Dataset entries
==============================

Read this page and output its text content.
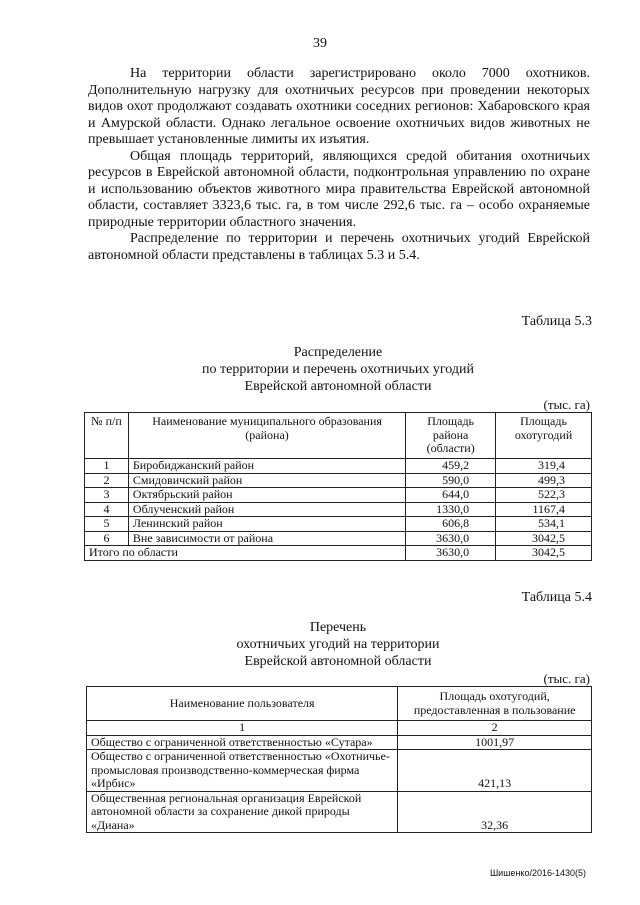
39

На территории области зарегистрировано около 7000 охотников. Дополнительную нагрузку для охотничьих ресурсов при проведении некоторых видов охот продолжают создавать охотники соседних регионов: Хабаровского края и Амурской области. Однако легальное освоение охотничьих видов животных не превышает установленные лимиты их изъятия.

Общая площадь территорий, являющихся средой обитания охотничьих ресурсов в Еврейской автономной области, подконтрольная управлению по охране и использованию объектов животного мира правительства Еврейской автономной области, составляет 3323,6 тыс. га, в том числе 292,6 тыс. га – особо охраняемые природные территории областного значения.

Распределение по территории и перечень охотничьих угодий Еврейской автономной области представлены в таблицах 5.3 и 5.4.

Таблица 5.3
Распределение
по территории и перечень охотничьих угодий
Еврейской автономной области
(тыс. га)
№ п/п	Наименование муниципального образования (района)	Площадь района (области)	Площадь охотугодий
1	Биробиджанский район	459,2	319,4
2	Смидовичский район	590,0	499,3
3	Октябрьский район	644,0	522,3
4	Облученский район	1330,0	1167,4
5	Ленинский район	606,8	534,1
6	Вне зависимости от района	3630,0	3042,5
Итого по области		3630,0	3042,5
Таблица 5.4
Перечень
охотничьих угодий на территории
Еврейской автономной области
(тыс. га)
Наименование пользователя	Площадь охотугодий, предоставленная в пользование
1	2
Общество с ограниченной ответственностью «Сутара»	1001,97
Общество с ограниченной ответственностью «Охотничье-промысловая производственно-коммерческая фирма «Ирбис»	421,13
Общественная региональная организация Еврейской автономной области за сохранение дикой природы «Диана»	32,36
Шишенко/2016-1430(5)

==============================

Challenge:
Copy out all the records exactly, excluding pictures.

Written solution:
Read this page and output its text content.
39

На территории области зарегистрировано около 7000 охотников. Дополнительную нагрузку для охотничьих ресурсов при проведении некоторых видов охот продолжают создавать охотники соседних регионов: Хабаровского края и Амурской области. Однако легальное освоение охотничьих видов животных не превышает установленные лимиты их изъятия.

Общая площадь территорий, являющихся средой обитания охотничьих ресурсов в Еврейской автономной области, подконтрольная управлению по охране и использованию объектов животного мира правительства Еврейской автономной области, составляет 3323,6 тыс. га, в том числе 292,6 тыс. га – особо охраняемые природные территории областного значения.

Распределение по территории и перечень охотничьих угодий Еврейской автономной области представлены в таблицах 5.3 и 5.4.

Таблица 5.3
Распределение
по территории и перечень охотничьих угодий
Еврейской автономной области
(тыс. га)
№ п/п	Наименование муниципального образования (района)	Площадь района (области)	Площадь охотугодий
1	Биробиджанский район	459,2	319,4
2	Смидовичский район	590,0	499,3
3	Октябрьский район	644,0	522,3
4	Облученский район	1330,0	1167,4
5	Ленинский район	606,8	534,1
6	Вне зависимости от района	3630,0	3042,5
Итого по области		3630,0	3042,5
Таблица 5.4
Перечень
охотничьих угодий на территории
Еврейской автономной области
(тыс. га)
Наименование пользователя	Площадь охотугодий, предоставленная в пользование
1	2
Общество с ограниченной ответственностью «Сутара»	1001,97
Общество с ограниченной ответственностью «Охотничье-промысловая производственно-коммерческая фирма «Ирбис»	421,13
Общественная региональная организация Еврейской автономной области за сохранение дикой природы «Диана»	32,36
Шишенко/2016-1430(5)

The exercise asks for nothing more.